__WORKING DATA__:
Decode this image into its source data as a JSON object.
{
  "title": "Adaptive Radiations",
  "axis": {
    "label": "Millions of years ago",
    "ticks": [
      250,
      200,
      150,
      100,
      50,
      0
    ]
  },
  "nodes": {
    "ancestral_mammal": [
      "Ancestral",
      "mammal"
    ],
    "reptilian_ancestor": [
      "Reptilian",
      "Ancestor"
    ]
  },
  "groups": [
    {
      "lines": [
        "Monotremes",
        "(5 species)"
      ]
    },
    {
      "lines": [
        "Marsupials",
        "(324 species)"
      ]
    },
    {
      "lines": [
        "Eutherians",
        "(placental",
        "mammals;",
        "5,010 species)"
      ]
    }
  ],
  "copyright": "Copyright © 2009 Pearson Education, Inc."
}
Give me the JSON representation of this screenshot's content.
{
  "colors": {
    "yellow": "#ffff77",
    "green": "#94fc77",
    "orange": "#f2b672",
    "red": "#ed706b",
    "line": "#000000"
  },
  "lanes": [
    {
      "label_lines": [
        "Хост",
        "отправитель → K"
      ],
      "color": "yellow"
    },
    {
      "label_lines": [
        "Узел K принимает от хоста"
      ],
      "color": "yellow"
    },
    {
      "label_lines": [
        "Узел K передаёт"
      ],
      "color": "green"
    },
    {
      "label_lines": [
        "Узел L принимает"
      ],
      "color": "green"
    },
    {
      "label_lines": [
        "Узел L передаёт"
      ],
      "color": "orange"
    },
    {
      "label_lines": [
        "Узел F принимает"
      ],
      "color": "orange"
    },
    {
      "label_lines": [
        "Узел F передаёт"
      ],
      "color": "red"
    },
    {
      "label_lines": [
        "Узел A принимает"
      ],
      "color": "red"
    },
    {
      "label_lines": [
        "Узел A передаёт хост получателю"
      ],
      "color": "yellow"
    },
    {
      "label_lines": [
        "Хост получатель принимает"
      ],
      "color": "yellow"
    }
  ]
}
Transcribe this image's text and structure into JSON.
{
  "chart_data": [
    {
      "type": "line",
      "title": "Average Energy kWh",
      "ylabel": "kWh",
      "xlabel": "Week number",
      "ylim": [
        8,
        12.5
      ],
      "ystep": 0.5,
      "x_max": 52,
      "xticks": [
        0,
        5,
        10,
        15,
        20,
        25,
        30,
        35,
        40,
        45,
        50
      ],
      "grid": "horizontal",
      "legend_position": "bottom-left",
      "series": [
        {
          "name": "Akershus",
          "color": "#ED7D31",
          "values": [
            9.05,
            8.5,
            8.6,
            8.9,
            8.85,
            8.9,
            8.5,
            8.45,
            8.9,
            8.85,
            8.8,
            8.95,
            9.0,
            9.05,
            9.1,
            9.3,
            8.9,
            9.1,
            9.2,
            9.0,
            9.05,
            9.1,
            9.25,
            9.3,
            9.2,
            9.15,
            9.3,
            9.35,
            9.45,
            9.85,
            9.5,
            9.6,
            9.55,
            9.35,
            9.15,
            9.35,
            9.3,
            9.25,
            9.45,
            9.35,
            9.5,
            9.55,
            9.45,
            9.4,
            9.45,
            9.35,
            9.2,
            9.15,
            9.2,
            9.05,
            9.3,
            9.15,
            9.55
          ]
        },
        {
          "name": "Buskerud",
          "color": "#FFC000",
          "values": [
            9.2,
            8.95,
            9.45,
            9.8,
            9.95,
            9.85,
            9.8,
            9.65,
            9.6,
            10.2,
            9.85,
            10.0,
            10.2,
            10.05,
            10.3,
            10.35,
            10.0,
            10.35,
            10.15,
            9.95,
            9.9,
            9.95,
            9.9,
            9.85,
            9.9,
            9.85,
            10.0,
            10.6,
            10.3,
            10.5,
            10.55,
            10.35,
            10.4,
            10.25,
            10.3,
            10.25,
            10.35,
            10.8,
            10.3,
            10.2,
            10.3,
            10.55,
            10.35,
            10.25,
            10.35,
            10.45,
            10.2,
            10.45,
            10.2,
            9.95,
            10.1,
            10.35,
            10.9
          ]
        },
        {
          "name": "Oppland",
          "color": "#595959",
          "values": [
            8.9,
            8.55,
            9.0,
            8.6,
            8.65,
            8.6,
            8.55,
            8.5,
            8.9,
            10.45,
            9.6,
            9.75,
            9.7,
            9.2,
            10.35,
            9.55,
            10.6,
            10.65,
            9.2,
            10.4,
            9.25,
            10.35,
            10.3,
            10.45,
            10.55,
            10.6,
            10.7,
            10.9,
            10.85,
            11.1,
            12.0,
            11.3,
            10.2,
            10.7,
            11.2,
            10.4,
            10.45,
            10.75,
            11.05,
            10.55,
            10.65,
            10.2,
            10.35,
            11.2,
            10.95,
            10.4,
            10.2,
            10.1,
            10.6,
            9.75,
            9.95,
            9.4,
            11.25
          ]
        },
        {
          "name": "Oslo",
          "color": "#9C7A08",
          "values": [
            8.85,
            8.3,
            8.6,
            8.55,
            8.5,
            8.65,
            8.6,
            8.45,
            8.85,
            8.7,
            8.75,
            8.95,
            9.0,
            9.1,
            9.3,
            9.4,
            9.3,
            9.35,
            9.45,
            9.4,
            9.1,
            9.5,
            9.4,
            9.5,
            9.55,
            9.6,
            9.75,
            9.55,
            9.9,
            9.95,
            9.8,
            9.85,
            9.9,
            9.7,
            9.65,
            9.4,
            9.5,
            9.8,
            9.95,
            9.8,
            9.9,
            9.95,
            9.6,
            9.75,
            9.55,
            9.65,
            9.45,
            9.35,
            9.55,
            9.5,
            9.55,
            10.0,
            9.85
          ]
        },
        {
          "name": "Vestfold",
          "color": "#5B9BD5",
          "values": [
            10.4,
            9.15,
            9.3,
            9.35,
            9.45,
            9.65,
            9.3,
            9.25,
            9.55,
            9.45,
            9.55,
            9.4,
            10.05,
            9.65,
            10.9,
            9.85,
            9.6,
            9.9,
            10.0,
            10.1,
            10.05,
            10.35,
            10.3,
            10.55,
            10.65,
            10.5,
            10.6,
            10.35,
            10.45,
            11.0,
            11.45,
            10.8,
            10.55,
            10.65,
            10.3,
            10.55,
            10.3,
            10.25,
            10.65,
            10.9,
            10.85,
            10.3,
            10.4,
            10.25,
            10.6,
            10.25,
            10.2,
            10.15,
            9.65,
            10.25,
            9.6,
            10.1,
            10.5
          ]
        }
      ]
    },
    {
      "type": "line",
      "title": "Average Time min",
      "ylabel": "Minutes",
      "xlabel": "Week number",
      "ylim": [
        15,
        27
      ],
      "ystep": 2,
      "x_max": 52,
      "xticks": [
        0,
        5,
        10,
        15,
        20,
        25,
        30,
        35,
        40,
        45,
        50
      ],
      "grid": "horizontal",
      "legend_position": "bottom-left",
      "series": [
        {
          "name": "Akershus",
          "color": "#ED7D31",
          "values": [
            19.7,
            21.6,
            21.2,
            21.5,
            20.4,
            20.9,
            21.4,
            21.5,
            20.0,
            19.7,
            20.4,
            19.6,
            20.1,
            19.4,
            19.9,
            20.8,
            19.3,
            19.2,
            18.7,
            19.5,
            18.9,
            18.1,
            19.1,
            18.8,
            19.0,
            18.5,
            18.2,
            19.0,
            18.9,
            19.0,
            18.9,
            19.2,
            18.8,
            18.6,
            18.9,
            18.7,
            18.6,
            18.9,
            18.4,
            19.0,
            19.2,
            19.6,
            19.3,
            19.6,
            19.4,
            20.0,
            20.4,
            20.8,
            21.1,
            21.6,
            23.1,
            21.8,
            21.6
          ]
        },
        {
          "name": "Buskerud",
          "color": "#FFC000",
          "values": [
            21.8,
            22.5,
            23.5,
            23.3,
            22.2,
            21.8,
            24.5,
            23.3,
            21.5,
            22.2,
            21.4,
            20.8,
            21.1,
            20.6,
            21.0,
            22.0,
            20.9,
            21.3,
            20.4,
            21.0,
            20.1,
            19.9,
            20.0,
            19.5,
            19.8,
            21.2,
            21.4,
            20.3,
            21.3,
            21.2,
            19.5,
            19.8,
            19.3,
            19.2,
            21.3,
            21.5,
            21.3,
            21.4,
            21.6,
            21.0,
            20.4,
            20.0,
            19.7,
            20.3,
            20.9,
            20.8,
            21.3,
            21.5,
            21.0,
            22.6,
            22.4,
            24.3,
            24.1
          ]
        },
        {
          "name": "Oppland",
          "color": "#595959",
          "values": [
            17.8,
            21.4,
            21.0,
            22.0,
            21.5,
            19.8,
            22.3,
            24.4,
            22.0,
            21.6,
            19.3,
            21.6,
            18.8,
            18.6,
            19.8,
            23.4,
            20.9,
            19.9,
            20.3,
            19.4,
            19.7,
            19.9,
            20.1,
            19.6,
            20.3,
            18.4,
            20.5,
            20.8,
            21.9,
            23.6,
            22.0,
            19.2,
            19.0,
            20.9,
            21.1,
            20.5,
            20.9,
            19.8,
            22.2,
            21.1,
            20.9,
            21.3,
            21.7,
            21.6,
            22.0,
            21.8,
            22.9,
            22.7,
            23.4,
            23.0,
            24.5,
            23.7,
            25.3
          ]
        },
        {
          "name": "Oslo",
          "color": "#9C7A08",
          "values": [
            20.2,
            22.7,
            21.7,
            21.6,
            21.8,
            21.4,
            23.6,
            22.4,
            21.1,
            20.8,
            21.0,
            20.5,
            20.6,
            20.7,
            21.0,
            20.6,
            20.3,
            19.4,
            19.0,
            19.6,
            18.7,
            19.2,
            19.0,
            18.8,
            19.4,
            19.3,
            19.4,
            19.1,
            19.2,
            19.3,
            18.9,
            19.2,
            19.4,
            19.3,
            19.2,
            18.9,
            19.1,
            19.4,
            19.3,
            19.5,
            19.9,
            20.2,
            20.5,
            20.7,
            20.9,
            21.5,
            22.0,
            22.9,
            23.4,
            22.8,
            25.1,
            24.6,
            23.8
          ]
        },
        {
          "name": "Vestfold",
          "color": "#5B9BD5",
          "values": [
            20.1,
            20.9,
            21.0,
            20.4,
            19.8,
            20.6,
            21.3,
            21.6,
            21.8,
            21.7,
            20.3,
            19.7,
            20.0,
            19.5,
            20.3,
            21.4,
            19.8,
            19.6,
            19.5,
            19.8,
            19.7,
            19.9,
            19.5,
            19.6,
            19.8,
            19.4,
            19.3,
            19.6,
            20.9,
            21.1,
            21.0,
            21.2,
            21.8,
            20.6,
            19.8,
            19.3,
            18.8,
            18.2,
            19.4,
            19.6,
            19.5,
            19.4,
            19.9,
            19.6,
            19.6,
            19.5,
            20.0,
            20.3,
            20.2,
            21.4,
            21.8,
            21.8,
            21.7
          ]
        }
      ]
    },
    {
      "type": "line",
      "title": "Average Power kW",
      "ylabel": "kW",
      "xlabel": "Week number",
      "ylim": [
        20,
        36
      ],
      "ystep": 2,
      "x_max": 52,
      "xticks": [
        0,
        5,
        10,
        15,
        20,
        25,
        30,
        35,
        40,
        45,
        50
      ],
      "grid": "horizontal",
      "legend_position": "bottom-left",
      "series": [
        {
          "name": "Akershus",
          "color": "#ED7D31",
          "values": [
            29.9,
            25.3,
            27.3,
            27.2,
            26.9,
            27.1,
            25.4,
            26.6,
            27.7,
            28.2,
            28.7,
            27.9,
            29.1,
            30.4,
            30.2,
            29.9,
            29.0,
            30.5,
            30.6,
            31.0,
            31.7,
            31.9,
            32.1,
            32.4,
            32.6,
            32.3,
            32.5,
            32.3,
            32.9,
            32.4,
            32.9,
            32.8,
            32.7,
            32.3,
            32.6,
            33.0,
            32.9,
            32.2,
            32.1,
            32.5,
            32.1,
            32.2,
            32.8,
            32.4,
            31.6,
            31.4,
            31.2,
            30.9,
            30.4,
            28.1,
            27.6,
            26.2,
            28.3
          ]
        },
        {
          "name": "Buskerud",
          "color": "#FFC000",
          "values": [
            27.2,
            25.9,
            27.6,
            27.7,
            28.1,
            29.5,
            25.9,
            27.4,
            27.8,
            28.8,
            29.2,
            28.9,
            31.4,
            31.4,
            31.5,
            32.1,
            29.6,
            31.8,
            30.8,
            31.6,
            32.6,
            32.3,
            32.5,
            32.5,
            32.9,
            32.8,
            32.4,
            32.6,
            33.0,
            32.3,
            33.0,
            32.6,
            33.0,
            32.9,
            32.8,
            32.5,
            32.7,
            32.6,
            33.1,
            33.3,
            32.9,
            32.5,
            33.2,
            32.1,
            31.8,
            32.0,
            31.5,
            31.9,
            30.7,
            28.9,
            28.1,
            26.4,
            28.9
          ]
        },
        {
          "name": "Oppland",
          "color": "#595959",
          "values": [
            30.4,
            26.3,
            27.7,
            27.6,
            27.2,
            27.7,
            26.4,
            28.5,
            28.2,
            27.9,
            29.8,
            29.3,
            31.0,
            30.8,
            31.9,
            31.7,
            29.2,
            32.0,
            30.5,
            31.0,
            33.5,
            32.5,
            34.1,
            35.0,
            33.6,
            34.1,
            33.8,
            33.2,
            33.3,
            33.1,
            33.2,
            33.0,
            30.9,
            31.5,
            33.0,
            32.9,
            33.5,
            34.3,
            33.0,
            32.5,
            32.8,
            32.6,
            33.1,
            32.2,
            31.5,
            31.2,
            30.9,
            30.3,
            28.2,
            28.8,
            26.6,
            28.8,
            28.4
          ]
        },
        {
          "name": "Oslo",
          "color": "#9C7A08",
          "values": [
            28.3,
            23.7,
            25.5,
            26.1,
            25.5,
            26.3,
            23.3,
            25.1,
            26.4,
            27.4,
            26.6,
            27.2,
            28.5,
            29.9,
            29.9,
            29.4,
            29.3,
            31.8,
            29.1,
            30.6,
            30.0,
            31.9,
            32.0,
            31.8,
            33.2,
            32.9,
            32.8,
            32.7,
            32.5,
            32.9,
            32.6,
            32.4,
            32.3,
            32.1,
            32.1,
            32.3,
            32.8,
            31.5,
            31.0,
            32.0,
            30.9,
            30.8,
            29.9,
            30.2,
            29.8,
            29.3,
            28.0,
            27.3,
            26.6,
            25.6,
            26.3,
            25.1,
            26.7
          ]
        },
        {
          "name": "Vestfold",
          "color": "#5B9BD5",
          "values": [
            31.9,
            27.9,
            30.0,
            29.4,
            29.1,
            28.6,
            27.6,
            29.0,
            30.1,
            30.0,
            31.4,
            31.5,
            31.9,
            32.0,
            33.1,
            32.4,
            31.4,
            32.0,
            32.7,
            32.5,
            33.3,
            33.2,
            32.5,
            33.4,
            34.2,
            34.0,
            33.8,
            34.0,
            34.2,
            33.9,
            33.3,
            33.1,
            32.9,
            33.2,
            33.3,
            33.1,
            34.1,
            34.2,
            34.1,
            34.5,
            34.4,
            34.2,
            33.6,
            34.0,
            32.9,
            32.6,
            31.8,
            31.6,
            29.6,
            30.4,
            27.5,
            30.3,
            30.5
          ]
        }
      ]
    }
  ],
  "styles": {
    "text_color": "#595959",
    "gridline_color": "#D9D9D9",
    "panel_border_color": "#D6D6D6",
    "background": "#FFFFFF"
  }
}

__WRITTEN EXERCISE__:
In the listing, find every line with the word "Average" and state how many there are, nothing more.

__WRITTEN SOLUTION__:
3